*WHAT TO DO*
Under this task are some entries; return every one of them exactly.

*ROWS*
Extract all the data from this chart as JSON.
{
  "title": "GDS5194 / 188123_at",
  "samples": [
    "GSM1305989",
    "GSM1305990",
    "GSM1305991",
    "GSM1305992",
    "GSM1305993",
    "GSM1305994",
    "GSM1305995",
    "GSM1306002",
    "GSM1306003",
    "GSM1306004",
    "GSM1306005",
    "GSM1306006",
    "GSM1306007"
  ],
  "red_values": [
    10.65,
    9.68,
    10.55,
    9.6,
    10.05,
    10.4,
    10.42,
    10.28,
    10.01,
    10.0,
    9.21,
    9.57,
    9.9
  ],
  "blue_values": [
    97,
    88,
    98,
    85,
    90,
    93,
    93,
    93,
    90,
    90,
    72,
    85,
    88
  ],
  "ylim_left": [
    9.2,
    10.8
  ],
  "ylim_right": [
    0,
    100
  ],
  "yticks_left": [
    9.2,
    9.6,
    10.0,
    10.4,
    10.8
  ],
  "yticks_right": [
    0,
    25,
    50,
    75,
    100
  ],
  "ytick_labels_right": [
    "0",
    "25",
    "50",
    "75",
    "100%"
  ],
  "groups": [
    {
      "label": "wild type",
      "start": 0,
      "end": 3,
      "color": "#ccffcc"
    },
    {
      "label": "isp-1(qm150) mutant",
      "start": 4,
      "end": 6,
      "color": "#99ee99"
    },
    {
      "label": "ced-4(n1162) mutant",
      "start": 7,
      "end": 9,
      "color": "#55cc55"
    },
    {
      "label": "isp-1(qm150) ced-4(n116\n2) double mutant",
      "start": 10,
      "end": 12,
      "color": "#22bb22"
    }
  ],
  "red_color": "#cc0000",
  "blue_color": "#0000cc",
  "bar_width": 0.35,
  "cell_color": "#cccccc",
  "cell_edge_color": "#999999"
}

*WRITTEN ANSWER*
Extract all the data from this chart as JSON.
{
  "title": "GDS5194 / 188123_at",
  "samples": [
    "GSM1305989",
    "GSM1305990",
    "GSM1305991",
    "GSM1305992",
    "GSM1305993",
    "GSM1305994",
    "GSM1305995",
    "GSM1306002",
    "GSM1306003",
    "GSM1306004",
    "GSM1306005",
    "GSM1306006",
    "GSM1306007"
  ],
  "red_values": [
    10.65,
    9.68,
    10.55,
    9.6,
    10.05,
    10.4,
    10.42,
    10.28,
    10.01,
    10.0,
    9.21,
    9.57,
    9.9
  ],
  "blue_values": [
    97,
    88,
    98,
    85,
    90,
    93,
    93,
    93,
    90,
    90,
    72,
    85,
    88
  ],
  "ylim_left": [
    9.2,
    10.8
  ],
  "ylim_right": [
    0,
    100
  ],
  "yticks_left": [
    9.2,
    9.6,
    10.0,
    10.4,
    10.8
  ],
  "yticks_right": [
    0,
    25,
    50,
    75,
    100
  ],
  "ytick_labels_right": [
    "0",
    "25",
    "50",
    "75",
    "100%"
  ],
  "groups": [
    {
      "label": "wild type",
      "start": 0,
      "end": 3,
      "color": "#ccffcc"
    },
    {
      "label": "isp-1(qm150) mutant",
      "start": 4,
      "end": 6,
      "color": "#99ee99"
    },
    {
      "label": "ced-4(n1162) mutant",
      "start": 7,
      "end": 9,
      "color": "#55cc55"
    },
    {
      "label": "isp-1(qm150) ced-4(n116\n2) double mutant",
      "start": 10,
      "end": 12,
      "color": "#22bb22"
    }
  ],
  "red_color": "#cc0000",
  "blue_color": "#0000cc",
  "bar_width": 0.35,
  "cell_color": "#cccccc",
  "cell_edge_color": "#999999"
}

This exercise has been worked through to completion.